(Records about charts and figures)
---*---
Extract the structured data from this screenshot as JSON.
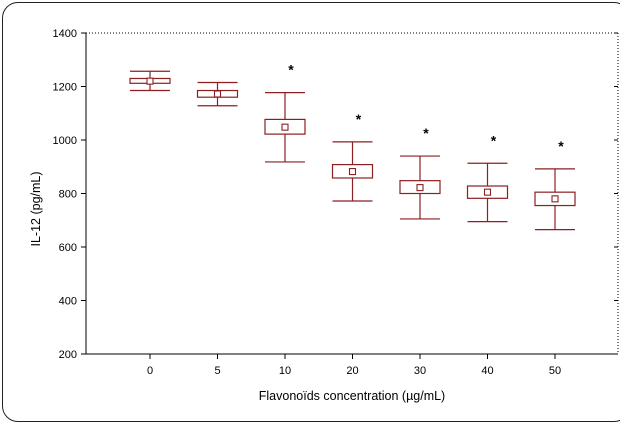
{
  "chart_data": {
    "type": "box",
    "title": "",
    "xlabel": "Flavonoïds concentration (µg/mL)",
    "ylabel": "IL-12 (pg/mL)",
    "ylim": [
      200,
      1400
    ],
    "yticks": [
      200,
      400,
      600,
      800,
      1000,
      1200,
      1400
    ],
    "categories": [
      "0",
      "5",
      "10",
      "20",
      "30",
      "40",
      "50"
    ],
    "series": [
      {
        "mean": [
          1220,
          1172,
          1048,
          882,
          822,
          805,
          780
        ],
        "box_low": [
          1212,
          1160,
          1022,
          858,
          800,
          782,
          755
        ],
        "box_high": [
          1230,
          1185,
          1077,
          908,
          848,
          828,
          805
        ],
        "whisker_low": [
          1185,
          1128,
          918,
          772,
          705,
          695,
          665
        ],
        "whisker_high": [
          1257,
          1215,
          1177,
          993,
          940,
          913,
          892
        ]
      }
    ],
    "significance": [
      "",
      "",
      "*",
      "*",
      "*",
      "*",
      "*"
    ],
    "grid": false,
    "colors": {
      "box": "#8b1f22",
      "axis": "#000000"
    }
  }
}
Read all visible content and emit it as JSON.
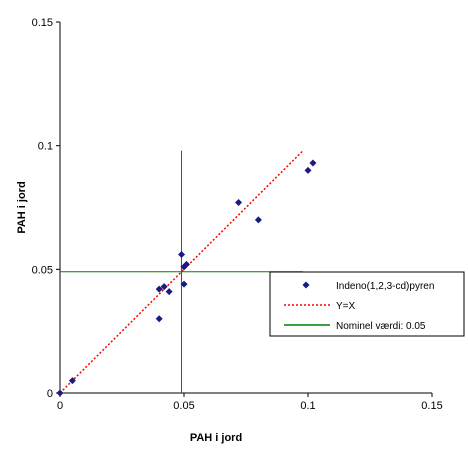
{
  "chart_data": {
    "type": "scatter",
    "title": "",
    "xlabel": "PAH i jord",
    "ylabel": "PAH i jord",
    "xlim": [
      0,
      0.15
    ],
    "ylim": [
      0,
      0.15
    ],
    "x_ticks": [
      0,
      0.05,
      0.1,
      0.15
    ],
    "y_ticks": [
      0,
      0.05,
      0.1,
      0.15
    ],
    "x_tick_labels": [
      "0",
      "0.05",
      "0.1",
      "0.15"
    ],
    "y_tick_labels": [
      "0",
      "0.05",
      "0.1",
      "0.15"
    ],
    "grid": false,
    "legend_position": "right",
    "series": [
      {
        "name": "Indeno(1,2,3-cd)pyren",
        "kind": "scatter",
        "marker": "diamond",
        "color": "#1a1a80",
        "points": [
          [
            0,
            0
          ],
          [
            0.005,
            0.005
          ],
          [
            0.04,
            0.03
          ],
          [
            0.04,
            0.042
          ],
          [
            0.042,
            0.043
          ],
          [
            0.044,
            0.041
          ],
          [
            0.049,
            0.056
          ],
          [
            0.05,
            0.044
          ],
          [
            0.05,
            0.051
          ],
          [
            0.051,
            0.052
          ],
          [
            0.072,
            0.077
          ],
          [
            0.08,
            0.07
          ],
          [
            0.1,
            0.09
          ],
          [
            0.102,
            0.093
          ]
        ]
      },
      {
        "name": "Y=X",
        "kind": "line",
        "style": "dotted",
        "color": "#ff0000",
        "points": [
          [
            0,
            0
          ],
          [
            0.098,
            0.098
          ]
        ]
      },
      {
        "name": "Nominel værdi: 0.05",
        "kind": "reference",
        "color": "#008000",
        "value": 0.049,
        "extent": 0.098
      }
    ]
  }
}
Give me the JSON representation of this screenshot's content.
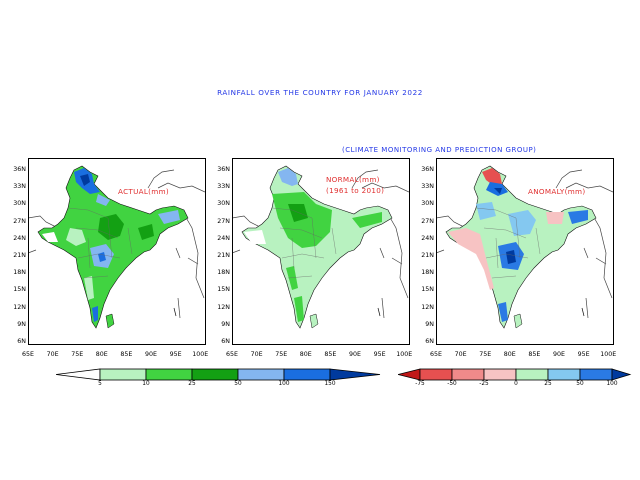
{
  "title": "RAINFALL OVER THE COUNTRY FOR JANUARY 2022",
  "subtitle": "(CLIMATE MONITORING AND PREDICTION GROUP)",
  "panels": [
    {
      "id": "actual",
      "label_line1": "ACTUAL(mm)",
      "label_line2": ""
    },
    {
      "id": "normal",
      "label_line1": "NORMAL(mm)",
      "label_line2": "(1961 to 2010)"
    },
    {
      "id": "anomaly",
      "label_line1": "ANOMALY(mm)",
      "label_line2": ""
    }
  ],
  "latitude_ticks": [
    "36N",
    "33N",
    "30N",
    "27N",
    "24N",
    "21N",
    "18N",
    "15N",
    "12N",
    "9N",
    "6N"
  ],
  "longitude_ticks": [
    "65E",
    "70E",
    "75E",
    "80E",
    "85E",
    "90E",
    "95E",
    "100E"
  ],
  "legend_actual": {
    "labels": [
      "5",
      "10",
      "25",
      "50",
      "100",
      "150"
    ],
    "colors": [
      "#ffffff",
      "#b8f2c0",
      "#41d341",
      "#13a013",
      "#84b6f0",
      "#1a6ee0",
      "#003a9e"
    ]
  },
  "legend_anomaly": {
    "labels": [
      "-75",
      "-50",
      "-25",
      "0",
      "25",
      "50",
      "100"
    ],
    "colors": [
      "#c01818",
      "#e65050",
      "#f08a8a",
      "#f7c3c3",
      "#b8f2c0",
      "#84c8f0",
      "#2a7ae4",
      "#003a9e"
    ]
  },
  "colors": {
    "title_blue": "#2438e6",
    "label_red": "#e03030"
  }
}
---*---
• _PROBLEM REQUIREMENTS_:
From the material above, write out exactly the lines from the line with "Give me the" through the closing line, inclusive, and no pictures.

• _EXERCISE OUTPUT_:
Give me the JSON representation of this screenshot's content.
{
  "title": "RAINFALL OVER THE COUNTRY FOR JANUARY 2022",
  "subtitle": "(CLIMATE MONITORING AND PREDICTION GROUP)",
  "panels": [
    {
      "id": "actual",
      "label_line1": "ACTUAL(mm)",
      "label_line2": ""
    },
    {
      "id": "normal",
      "label_line1": "NORMAL(mm)",
      "label_line2": "(1961 to 2010)"
    },
    {
      "id": "anomaly",
      "label_line1": "ANOMALY(mm)",
      "label_line2": ""
    }
  ],
  "latitude_ticks": [
    "36N",
    "33N",
    "30N",
    "27N",
    "24N",
    "21N",
    "18N",
    "15N",
    "12N",
    "9N",
    "6N"
  ],
  "longitude_ticks": [
    "65E",
    "70E",
    "75E",
    "80E",
    "85E",
    "90E",
    "95E",
    "100E"
  ],
  "legend_actual": {
    "labels": [
      "5",
      "10",
      "25",
      "50",
      "100",
      "150"
    ],
    "colors": [
      "#ffffff",
      "#b8f2c0",
      "#41d341",
      "#13a013",
      "#84b6f0",
      "#1a6ee0",
      "#003a9e"
    ]
  },
  "legend_anomaly": {
    "labels": [
      "-75",
      "-50",
      "-25",
      "0",
      "25",
      "50",
      "100"
    ],
    "colors": [
      "#c01818",
      "#e65050",
      "#f08a8a",
      "#f7c3c3",
      "#b8f2c0",
      "#84c8f0",
      "#2a7ae4",
      "#003a9e"
    ]
  },
  "colors": {
    "title_blue": "#2438e6",
    "label_red": "#e03030"
  }
}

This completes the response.